-- start Information provided --

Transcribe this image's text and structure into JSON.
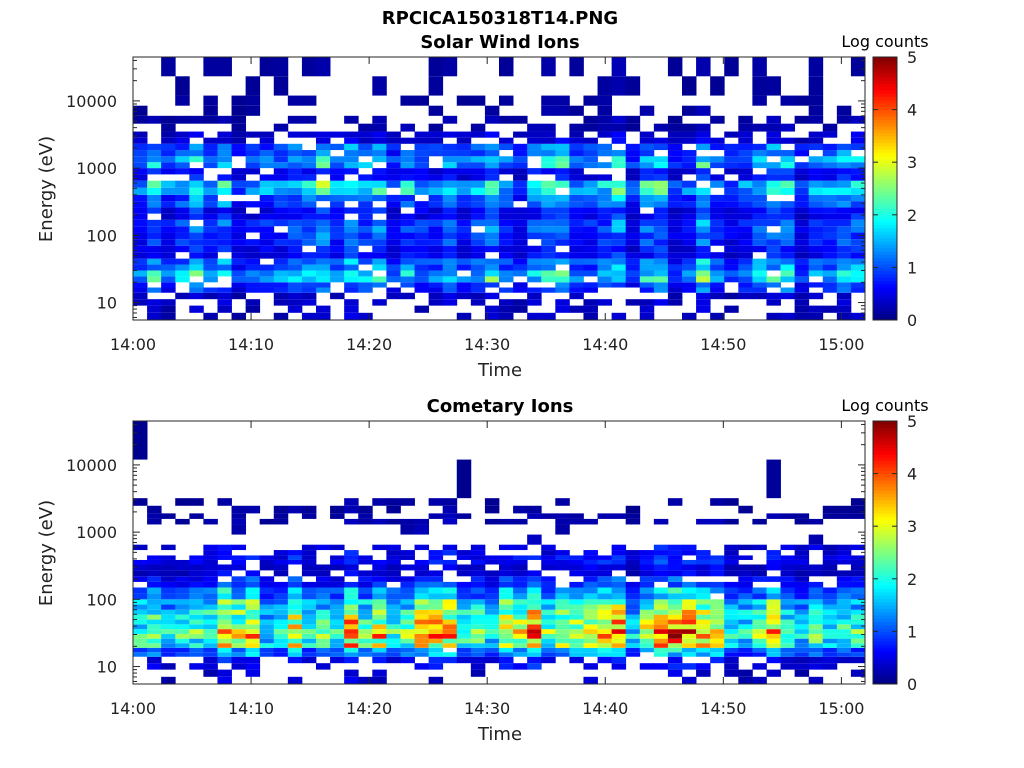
{
  "figure_title": "RPCICA150318T14.PNG",
  "colormap": [
    "#00007f",
    "#0000ff",
    "#007fff",
    "#00ffff",
    "#7fff7f",
    "#ffff00",
    "#ff7f00",
    "#ff0000",
    "#7f0000"
  ],
  "chart_data": [
    {
      "type": "heatmap",
      "title": "Solar Wind Ions",
      "xlabel": "Time",
      "ylabel": "Energy (eV)",
      "x_range_min": [
        840,
        902
      ],
      "x_ticks": [
        {
          "min": 840,
          "label": "14:00"
        },
        {
          "min": 850,
          "label": "14:10"
        },
        {
          "min": 860,
          "label": "14:20"
        },
        {
          "min": 870,
          "label": "14:30"
        },
        {
          "min": 880,
          "label": "14:40"
        },
        {
          "min": 890,
          "label": "14:50"
        },
        {
          "min": 900,
          "label": "15:00"
        }
      ],
      "y_scale": "log",
      "y_range": [
        5.5,
        45000
      ],
      "y_ticks": [
        {
          "value": 10,
          "label": "10"
        },
        {
          "value": 100,
          "label": "100"
        },
        {
          "value": 1000,
          "label": "1000"
        },
        {
          "value": 10000,
          "label": "10000"
        }
      ],
      "colorbar": {
        "label": "Log counts",
        "range": [
          0,
          5
        ],
        "ticks": [
          "0",
          "1",
          "2",
          "3",
          "4",
          "5"
        ]
      },
      "bands": [
        {
          "emin": 5.5,
          "emax": 9,
          "level": 0.3,
          "cover": 0.45
        },
        {
          "emin": 9,
          "emax": 14,
          "level": 0.35,
          "cover": 0.55
        },
        {
          "emin": 14,
          "emax": 20,
          "level": 0.8,
          "cover": 0.75
        },
        {
          "emin": 20,
          "emax": 30,
          "level": 1.5,
          "cover": 0.9
        },
        {
          "emin": 30,
          "emax": 45,
          "level": 1.1,
          "cover": 0.95
        },
        {
          "emin": 45,
          "emax": 70,
          "level": 0.6,
          "cover": 0.95
        },
        {
          "emin": 70,
          "emax": 110,
          "level": 0.8,
          "cover": 0.97
        },
        {
          "emin": 110,
          "emax": 170,
          "level": 0.9,
          "cover": 0.97
        },
        {
          "emin": 170,
          "emax": 260,
          "level": 0.6,
          "cover": 0.95
        },
        {
          "emin": 260,
          "emax": 400,
          "level": 1.0,
          "cover": 0.92
        },
        {
          "emin": 400,
          "emax": 650,
          "level": 1.6,
          "cover": 0.95
        },
        {
          "emin": 650,
          "emax": 1000,
          "level": 0.6,
          "cover": 0.8
        },
        {
          "emin": 1000,
          "emax": 1500,
          "level": 1.3,
          "cover": 0.85
        },
        {
          "emin": 1500,
          "emax": 2300,
          "level": 1.0,
          "cover": 0.85
        },
        {
          "emin": 2300,
          "emax": 3500,
          "level": 0.4,
          "cover": 0.7
        },
        {
          "emin": 3500,
          "emax": 6000,
          "level": 0.2,
          "cover": 0.45
        },
        {
          "emin": 6000,
          "emax": 12000,
          "level": 0.15,
          "cover": 0.35
        },
        {
          "emin": 12000,
          "emax": 45000,
          "level": 0.15,
          "cover": 0.3
        }
      ],
      "columns": 52,
      "seed": 17
    },
    {
      "type": "heatmap",
      "title": "Cometary Ions",
      "xlabel": "Time",
      "ylabel": "Energy (eV)",
      "x_range_min": [
        840,
        902
      ],
      "x_ticks": [
        {
          "min": 840,
          "label": "14:00"
        },
        {
          "min": 850,
          "label": "14:10"
        },
        {
          "min": 860,
          "label": "14:20"
        },
        {
          "min": 870,
          "label": "14:30"
        },
        {
          "min": 880,
          "label": "14:40"
        },
        {
          "min": 890,
          "label": "14:50"
        },
        {
          "min": 900,
          "label": "15:00"
        }
      ],
      "y_scale": "log",
      "y_range": [
        5.5,
        45000
      ],
      "y_ticks": [
        {
          "value": 10,
          "label": "10"
        },
        {
          "value": 100,
          "label": "100"
        },
        {
          "value": 1000,
          "label": "1000"
        },
        {
          "value": 10000,
          "label": "10000"
        }
      ],
      "colorbar": {
        "label": "Log counts",
        "range": [
          0,
          5
        ],
        "ticks": [
          "0",
          "1",
          "2",
          "3",
          "4",
          "5"
        ]
      },
      "bands": [
        {
          "emin": 5.5,
          "emax": 9,
          "level": 0.3,
          "cover": 0.2
        },
        {
          "emin": 9,
          "emax": 14,
          "level": 0.5,
          "cover": 0.55
        },
        {
          "emin": 14,
          "emax": 19,
          "level": 1.2,
          "cover": 0.97
        },
        {
          "emin": 19,
          "emax": 26,
          "level": 2.3,
          "cover": 1.0
        },
        {
          "emin": 26,
          "emax": 36,
          "level": 2.8,
          "cover": 1.0
        },
        {
          "emin": 36,
          "emax": 50,
          "level": 2.3,
          "cover": 1.0
        },
        {
          "emin": 50,
          "emax": 70,
          "level": 2.1,
          "cover": 1.0
        },
        {
          "emin": 70,
          "emax": 100,
          "level": 1.8,
          "cover": 1.0
        },
        {
          "emin": 100,
          "emax": 150,
          "level": 1.2,
          "cover": 0.97
        },
        {
          "emin": 150,
          "emax": 220,
          "level": 0.7,
          "cover": 0.85
        },
        {
          "emin": 220,
          "emax": 330,
          "level": 0.4,
          "cover": 0.8
        },
        {
          "emin": 330,
          "emax": 450,
          "level": 0.6,
          "cover": 0.8
        },
        {
          "emin": 450,
          "emax": 650,
          "level": 0.5,
          "cover": 0.6
        },
        {
          "emin": 650,
          "emax": 1300,
          "level": 0.2,
          "cover": 0.05
        },
        {
          "emin": 1300,
          "emax": 1900,
          "level": 0.2,
          "cover": 0.6
        },
        {
          "emin": 1900,
          "emax": 3200,
          "level": 0.15,
          "cover": 0.3
        },
        {
          "emin": 3200,
          "emax": 45000,
          "level": 0.1,
          "cover": 0.03
        }
      ],
      "columns": 52,
      "seed": 29
    }
  ]
}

-- end Information provided --

| Required task |
Pull out each line holding the string "Ions".

| Problem solution |
      "title": "Solar Wind Ions",
      "title": "Cometary Ions",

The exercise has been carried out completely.